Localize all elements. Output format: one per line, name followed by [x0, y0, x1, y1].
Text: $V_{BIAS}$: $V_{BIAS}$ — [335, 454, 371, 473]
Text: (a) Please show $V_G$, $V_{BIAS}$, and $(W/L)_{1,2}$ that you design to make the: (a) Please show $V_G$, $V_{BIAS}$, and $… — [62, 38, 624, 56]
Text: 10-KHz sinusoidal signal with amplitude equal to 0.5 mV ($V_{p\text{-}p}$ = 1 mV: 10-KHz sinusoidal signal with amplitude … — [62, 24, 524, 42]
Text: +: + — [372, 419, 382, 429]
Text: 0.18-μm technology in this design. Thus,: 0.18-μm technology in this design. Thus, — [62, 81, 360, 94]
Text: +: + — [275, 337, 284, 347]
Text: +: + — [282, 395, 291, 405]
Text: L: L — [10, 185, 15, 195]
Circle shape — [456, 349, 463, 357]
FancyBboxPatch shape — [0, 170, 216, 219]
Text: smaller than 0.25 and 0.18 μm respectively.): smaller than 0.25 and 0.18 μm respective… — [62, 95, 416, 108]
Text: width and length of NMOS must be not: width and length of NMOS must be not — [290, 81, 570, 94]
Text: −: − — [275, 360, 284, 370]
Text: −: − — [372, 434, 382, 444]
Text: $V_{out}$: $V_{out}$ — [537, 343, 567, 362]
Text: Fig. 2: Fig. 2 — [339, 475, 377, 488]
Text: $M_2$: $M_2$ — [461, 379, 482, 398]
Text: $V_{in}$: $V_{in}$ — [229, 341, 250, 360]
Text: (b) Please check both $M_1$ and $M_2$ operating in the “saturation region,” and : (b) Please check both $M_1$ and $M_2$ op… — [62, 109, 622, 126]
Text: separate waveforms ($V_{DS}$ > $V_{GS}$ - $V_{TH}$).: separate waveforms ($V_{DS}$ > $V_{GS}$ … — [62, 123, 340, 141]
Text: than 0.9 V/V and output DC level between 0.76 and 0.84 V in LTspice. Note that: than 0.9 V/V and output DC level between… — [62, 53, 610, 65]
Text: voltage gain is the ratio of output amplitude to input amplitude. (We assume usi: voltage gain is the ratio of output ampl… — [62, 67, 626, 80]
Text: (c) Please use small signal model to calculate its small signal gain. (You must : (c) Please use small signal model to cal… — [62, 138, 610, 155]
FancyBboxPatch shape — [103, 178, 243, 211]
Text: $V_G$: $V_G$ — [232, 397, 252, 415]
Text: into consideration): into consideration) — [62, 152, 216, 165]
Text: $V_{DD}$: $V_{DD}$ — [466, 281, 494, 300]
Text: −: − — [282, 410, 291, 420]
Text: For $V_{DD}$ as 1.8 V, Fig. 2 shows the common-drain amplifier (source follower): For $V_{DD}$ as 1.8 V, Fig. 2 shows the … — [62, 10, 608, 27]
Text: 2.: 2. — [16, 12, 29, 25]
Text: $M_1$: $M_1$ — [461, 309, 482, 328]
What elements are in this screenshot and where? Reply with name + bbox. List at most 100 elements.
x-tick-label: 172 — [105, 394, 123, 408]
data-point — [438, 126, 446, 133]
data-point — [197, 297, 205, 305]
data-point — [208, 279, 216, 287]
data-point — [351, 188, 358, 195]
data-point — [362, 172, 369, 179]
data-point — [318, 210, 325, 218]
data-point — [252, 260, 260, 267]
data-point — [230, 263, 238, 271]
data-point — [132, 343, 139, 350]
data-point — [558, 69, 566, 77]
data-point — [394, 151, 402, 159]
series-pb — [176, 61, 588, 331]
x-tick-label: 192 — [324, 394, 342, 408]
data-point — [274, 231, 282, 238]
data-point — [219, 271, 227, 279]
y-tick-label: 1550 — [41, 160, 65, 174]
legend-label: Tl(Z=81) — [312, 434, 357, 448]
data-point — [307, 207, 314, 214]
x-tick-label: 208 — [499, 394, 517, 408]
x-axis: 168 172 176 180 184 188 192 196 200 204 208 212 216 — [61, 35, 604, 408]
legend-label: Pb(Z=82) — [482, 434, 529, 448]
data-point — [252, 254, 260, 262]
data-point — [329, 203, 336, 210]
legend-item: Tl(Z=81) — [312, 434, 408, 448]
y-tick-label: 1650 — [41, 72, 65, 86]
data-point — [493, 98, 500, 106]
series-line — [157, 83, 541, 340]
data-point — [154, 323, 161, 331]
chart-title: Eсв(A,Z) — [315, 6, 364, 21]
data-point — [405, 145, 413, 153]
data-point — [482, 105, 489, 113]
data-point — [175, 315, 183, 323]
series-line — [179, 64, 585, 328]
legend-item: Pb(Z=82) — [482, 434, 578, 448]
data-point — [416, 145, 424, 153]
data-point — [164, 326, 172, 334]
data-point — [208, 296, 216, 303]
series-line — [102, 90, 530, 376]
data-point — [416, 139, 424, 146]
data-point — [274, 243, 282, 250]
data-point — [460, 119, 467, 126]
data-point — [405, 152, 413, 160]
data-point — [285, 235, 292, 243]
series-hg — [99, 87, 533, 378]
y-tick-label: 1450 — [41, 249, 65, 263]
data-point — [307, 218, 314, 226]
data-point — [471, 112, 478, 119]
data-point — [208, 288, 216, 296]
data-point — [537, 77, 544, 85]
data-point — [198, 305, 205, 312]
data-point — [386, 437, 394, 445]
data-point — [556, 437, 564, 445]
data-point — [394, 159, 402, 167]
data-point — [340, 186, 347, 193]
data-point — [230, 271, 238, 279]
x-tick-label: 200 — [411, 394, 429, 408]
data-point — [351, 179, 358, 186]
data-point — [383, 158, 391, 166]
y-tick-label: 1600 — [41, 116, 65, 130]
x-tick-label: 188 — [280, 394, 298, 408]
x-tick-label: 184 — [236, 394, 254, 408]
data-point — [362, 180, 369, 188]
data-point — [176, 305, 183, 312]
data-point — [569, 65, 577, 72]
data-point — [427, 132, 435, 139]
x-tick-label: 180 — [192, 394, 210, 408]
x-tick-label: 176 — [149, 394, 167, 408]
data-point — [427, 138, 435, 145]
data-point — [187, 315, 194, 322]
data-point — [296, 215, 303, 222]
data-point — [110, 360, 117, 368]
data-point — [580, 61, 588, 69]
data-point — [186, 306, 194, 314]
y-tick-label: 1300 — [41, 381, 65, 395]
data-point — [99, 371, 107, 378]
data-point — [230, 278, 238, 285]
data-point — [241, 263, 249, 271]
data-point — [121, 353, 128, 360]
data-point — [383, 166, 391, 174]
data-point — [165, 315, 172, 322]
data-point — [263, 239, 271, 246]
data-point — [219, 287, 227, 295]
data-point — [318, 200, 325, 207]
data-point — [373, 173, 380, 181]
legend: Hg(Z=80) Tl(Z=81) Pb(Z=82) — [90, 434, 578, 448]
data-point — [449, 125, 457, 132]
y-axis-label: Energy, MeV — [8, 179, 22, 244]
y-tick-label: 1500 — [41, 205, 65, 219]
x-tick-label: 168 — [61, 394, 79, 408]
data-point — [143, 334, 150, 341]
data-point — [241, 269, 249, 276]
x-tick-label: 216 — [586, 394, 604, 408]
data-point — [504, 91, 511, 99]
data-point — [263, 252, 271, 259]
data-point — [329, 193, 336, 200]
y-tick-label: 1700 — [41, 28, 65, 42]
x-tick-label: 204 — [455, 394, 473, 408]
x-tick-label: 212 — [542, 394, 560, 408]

#### EXERCISE GOAL
Reproduce every item above, substituting "marker" for "data-point" wherever it occurs and leaving everything else unchanged.

#### WORKED SOLUTION
Localize all elements. Output format: one per line, name followed by [x0, y0, x1, y1].
Text: $V_{BIAS}$: $V_{BIAS}$ — [335, 454, 371, 473]
Text: (a) Please show $V_G$, $V_{BIAS}$, and $(W/L)_{1,2}$ that you design to make the: (a) Please show $V_G$, $V_{BIAS}$, and $… — [62, 38, 624, 56]
Text: 10-KHz sinusoidal signal with amplitude equal to 0.5 mV ($V_{p\text{-}p}$ = 1 mV: 10-KHz sinusoidal signal with amplitude … — [62, 24, 524, 42]
Text: +: + — [372, 419, 382, 429]
Text: 0.18-μm technology in this design. Thus,: 0.18-μm technology in this design. Thus, — [62, 81, 360, 94]
Text: +: + — [275, 337, 284, 347]
Text: +: + — [282, 395, 291, 405]
Text: L: L — [10, 185, 15, 195]
Circle shape — [456, 349, 463, 357]
FancyBboxPatch shape — [0, 170, 216, 219]
Text: smaller than 0.25 and 0.18 μm respectively.): smaller than 0.25 and 0.18 μm respective… — [62, 95, 416, 108]
Text: width and length of NMOS must be not: width and length of NMOS must be not — [290, 81, 570, 94]
Text: −: − — [275, 360, 284, 370]
Text: −: − — [372, 434, 382, 444]
Text: $V_{out}$: $V_{out}$ — [537, 343, 567, 362]
Text: Fig. 2: Fig. 2 — [339, 475, 377, 488]
Text: $M_2$: $M_2$ — [461, 379, 482, 398]
Text: $V_{in}$: $V_{in}$ — [229, 341, 250, 360]
Text: (b) Please check both $M_1$ and $M_2$ operating in the “saturation region,” and : (b) Please check both $M_1$ and $M_2$ op… — [62, 109, 622, 126]
Text: separate waveforms ($V_{DS}$ > $V_{GS}$ - $V_{TH}$).: separate waveforms ($V_{DS}$ > $V_{GS}$ … — [62, 123, 340, 141]
Text: than 0.9 V/V and output DC level between 0.76 and 0.84 V in LTspice. Note that: than 0.9 V/V and output DC level between… — [62, 53, 610, 65]
Text: voltage gain is the ratio of output amplitude to input amplitude. (We assume usi: voltage gain is the ratio of output ampl… — [62, 67, 626, 80]
Text: (c) Please use small signal model to calculate its small signal gain. (You must : (c) Please use small signal model to cal… — [62, 138, 610, 155]
FancyBboxPatch shape — [103, 178, 243, 211]
Text: $V_G$: $V_G$ — [232, 397, 252, 415]
Text: into consideration): into consideration) — [62, 152, 216, 165]
Text: $V_{DD}$: $V_{DD}$ — [466, 281, 494, 300]
Text: −: − — [282, 410, 291, 420]
Text: For $V_{DD}$ as 1.8 V, Fig. 2 shows the common-drain amplifier (source follower): For $V_{DD}$ as 1.8 V, Fig. 2 shows the … — [62, 10, 608, 27]
Text: 2.: 2. — [16, 12, 29, 25]
Text: $M_1$: $M_1$ — [461, 309, 482, 328]
What elements are in this screenshot and where? Reply with name + bbox. List at most 100 elements.
x-tick-label: 172 — [105, 394, 123, 408]
marker — [438, 126, 446, 133]
marker — [197, 297, 205, 305]
marker — [208, 279, 216, 287]
marker — [351, 188, 358, 195]
marker — [362, 172, 369, 179]
marker — [318, 210, 325, 218]
marker — [252, 260, 260, 267]
marker — [230, 263, 238, 271]
marker — [132, 343, 139, 350]
marker — [558, 69, 566, 77]
marker — [394, 151, 402, 159]
series-pb — [176, 61, 588, 331]
x-tick-label: 192 — [324, 394, 342, 408]
marker — [274, 231, 282, 238]
marker — [219, 271, 227, 279]
y-tick-label: 1550 — [41, 160, 65, 174]
legend-label: Tl(Z=81) — [312, 434, 357, 448]
marker — [307, 207, 314, 214]
x-tick-label: 208 — [499, 394, 517, 408]
x-axis: 168 172 176 180 184 188 192 196 200 204 208 212 216 — [61, 35, 604, 408]
legend-label: Pb(Z=82) — [482, 434, 529, 448]
marker — [252, 254, 260, 262]
marker — [329, 203, 336, 210]
legend-item: Tl(Z=81) — [312, 434, 408, 448]
y-tick-label: 1650 — [41, 72, 65, 86]
marker — [493, 98, 500, 106]
series-line — [157, 83, 541, 340]
marker — [154, 323, 161, 331]
chart-title: Eсв(A,Z) — [315, 6, 364, 21]
marker — [405, 145, 413, 153]
marker — [482, 105, 489, 113]
marker — [175, 315, 183, 323]
series-line — [179, 64, 585, 328]
legend-item: Pb(Z=82) — [482, 434, 578, 448]
marker — [416, 145, 424, 153]
marker — [164, 326, 172, 334]
marker — [208, 296, 216, 303]
series-line — [102, 90, 530, 376]
marker — [416, 139, 424, 146]
marker — [274, 243, 282, 250]
marker — [460, 119, 467, 126]
marker — [405, 152, 413, 160]
marker — [285, 235, 292, 243]
series-hg — [99, 87, 533, 378]
y-tick-label: 1450 — [41, 249, 65, 263]
marker — [307, 218, 314, 226]
marker — [471, 112, 478, 119]
marker — [208, 288, 216, 296]
marker — [537, 77, 544, 85]
marker — [198, 305, 205, 312]
marker — [386, 437, 394, 445]
marker — [556, 437, 564, 445]
marker — [394, 159, 402, 167]
marker — [340, 186, 347, 193]
marker — [230, 271, 238, 279]
x-tick-label: 200 — [411, 394, 429, 408]
marker — [351, 179, 358, 186]
marker — [383, 158, 391, 166]
y-tick-label: 1600 — [41, 116, 65, 130]
x-tick-label: 188 — [280, 394, 298, 408]
x-tick-label: 184 — [236, 394, 254, 408]
marker — [362, 180, 369, 188]
marker — [176, 305, 183, 312]
marker — [569, 65, 577, 72]
marker — [427, 132, 435, 139]
x-tick-label: 180 — [192, 394, 210, 408]
x-tick-label: 176 — [149, 394, 167, 408]
marker — [427, 138, 435, 145]
marker — [187, 315, 194, 322]
marker — [296, 215, 303, 222]
marker — [110, 360, 117, 368]
marker — [580, 61, 588, 69]
marker — [186, 306, 194, 314]
y-tick-label: 1300 — [41, 381, 65, 395]
marker — [99, 371, 107, 378]
marker — [230, 278, 238, 285]
marker — [241, 263, 249, 271]
marker — [121, 353, 128, 360]
marker — [383, 166, 391, 174]
marker — [165, 315, 172, 322]
marker — [263, 239, 271, 246]
marker — [219, 287, 227, 295]
marker — [318, 200, 325, 207]
marker — [373, 173, 380, 181]
legend: Hg(Z=80) Tl(Z=81) Pb(Z=82) — [90, 434, 578, 448]
marker — [449, 125, 457, 132]
y-axis-label: Energy, MeV — [8, 179, 22, 244]
y-tick-label: 1500 — [41, 205, 65, 219]
x-tick-label: 168 — [61, 394, 79, 408]
marker — [143, 334, 150, 341]
marker — [241, 269, 249, 276]
x-tick-label: 216 — [586, 394, 604, 408]
marker — [504, 91, 511, 99]
marker — [263, 252, 271, 259]
marker — [329, 193, 336, 200]
y-tick-label: 1700 — [41, 28, 65, 42]
x-tick-label: 204 — [455, 394, 473, 408]
x-tick-label: 212 — [542, 394, 560, 408]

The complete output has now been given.